___ INFORMATION SUPPLIED

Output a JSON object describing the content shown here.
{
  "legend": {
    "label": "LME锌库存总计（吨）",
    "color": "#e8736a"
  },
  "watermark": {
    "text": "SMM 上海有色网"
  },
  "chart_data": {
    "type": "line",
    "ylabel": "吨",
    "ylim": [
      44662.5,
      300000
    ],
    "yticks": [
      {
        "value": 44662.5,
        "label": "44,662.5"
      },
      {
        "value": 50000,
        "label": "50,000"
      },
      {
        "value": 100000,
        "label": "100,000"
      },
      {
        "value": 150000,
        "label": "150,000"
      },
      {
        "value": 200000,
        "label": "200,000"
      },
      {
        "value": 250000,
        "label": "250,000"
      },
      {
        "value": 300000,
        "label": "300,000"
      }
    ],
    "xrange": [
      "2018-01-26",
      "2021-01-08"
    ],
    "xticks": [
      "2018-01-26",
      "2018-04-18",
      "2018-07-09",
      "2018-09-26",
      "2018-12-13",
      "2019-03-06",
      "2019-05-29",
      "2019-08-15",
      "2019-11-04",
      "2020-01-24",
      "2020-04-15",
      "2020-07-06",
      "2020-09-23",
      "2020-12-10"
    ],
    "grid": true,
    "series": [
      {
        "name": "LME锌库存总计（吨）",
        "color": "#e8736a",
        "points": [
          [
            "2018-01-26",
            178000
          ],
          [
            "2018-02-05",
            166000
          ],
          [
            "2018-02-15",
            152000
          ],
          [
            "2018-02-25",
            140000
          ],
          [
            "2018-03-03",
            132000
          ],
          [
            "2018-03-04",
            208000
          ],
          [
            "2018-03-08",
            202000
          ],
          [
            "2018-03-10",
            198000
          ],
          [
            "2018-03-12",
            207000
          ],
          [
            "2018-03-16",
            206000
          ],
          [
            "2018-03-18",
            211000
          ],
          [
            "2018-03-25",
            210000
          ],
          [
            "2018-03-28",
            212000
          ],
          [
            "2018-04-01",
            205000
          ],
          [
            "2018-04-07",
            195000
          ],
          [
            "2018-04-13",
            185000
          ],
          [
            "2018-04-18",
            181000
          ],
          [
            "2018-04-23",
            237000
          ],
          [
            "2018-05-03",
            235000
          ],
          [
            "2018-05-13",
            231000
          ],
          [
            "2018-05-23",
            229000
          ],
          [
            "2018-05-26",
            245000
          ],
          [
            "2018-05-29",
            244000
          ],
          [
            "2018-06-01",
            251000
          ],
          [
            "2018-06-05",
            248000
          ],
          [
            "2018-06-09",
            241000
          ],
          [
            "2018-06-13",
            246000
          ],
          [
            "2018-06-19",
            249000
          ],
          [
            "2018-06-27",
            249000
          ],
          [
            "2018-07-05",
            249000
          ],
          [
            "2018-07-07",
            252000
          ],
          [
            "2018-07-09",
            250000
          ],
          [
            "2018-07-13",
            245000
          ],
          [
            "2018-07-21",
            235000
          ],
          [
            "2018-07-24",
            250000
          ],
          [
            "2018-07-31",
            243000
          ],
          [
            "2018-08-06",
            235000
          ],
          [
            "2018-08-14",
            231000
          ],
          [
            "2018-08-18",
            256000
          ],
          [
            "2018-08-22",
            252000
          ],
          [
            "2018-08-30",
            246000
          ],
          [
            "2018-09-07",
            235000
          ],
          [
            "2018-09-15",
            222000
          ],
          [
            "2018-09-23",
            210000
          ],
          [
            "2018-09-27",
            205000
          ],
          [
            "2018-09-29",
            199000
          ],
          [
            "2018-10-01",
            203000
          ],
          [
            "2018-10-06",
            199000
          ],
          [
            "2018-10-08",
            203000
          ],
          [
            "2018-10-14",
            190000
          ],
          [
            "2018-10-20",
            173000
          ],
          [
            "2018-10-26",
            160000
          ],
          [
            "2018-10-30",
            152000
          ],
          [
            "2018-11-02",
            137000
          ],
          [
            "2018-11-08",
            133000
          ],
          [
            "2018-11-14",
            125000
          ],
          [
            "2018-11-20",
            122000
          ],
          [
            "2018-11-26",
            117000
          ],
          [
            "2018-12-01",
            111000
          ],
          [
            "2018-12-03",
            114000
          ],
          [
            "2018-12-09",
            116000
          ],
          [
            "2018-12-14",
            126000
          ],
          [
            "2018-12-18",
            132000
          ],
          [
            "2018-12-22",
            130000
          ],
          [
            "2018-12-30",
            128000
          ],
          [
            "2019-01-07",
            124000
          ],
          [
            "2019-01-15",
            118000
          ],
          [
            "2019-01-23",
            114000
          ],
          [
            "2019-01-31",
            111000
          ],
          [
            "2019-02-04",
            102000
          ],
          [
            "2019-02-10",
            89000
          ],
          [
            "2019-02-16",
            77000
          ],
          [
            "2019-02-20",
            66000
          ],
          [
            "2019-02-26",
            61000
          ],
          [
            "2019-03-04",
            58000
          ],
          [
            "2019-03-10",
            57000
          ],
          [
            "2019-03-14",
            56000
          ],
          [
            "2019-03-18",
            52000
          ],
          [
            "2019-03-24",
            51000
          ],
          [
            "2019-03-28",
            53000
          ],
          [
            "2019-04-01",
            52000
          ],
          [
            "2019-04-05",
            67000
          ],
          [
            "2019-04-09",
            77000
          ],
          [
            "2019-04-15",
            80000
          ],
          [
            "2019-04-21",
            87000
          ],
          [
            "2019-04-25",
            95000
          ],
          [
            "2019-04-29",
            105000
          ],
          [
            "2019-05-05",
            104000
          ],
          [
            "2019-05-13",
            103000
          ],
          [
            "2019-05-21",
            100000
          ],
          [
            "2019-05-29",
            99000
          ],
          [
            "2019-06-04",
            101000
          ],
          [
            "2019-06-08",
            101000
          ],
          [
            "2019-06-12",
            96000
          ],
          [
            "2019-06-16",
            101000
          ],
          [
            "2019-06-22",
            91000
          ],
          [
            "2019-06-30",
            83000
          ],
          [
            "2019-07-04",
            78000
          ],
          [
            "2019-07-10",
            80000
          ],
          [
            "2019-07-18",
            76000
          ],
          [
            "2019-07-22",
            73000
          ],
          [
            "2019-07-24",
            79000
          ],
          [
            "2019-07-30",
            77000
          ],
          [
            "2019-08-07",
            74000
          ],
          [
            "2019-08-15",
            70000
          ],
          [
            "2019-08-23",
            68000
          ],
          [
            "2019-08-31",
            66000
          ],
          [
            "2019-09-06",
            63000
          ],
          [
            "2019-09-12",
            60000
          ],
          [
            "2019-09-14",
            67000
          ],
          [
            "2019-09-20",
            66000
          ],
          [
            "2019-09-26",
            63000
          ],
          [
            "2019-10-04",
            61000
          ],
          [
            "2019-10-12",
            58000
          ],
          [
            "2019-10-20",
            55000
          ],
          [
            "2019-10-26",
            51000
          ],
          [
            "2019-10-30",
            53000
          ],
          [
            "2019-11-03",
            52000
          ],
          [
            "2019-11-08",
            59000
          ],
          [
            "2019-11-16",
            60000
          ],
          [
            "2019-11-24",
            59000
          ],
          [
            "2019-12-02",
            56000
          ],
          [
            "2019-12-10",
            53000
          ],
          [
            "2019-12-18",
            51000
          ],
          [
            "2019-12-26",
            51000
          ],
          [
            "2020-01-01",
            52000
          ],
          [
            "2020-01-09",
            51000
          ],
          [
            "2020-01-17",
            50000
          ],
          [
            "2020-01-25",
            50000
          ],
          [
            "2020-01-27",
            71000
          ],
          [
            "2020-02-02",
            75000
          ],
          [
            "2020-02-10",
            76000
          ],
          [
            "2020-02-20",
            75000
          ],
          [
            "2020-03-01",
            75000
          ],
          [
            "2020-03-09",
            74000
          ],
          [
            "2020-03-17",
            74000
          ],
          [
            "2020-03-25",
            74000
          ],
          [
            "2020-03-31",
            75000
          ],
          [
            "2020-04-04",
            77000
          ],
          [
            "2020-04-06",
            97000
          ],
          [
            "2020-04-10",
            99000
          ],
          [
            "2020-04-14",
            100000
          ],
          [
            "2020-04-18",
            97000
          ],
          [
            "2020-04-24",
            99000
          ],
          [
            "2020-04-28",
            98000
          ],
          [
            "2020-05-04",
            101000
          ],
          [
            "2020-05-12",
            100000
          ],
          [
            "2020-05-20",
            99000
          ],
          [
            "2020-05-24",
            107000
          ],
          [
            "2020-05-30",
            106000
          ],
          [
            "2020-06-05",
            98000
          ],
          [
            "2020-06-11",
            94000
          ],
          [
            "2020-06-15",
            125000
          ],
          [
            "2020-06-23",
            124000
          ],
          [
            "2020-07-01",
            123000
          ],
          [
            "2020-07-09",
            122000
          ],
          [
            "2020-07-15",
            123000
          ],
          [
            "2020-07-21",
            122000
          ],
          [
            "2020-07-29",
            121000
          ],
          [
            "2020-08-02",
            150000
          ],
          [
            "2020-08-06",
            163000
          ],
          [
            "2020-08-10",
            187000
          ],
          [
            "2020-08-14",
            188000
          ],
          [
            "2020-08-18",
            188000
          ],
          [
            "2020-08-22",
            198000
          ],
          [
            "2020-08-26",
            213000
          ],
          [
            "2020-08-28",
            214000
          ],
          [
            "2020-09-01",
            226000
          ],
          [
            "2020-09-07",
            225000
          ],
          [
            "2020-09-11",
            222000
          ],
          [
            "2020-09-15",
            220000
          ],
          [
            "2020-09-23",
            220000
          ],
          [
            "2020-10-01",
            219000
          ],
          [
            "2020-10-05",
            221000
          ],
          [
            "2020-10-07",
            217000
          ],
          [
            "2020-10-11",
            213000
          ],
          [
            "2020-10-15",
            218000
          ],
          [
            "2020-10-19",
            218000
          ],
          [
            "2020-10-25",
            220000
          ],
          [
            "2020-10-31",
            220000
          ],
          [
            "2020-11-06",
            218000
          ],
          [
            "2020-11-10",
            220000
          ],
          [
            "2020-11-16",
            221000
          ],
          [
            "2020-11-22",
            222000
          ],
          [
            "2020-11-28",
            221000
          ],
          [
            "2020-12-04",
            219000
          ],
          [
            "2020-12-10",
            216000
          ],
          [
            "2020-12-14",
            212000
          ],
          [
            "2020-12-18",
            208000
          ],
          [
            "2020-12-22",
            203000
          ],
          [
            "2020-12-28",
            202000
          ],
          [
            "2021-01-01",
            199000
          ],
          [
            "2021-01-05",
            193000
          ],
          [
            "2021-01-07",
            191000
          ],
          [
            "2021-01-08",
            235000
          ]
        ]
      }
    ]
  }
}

______

__WORK TO BE COMPLETED__. Pull out all lines in the data above that include "value".

__WRITTEN SOLUTION__.
        "value": 44662.5,
        "value": 50000,
        "value": 100000,
        "value": 150000,
        "value": 200000,
        "value": 250000,
        "value": 300000,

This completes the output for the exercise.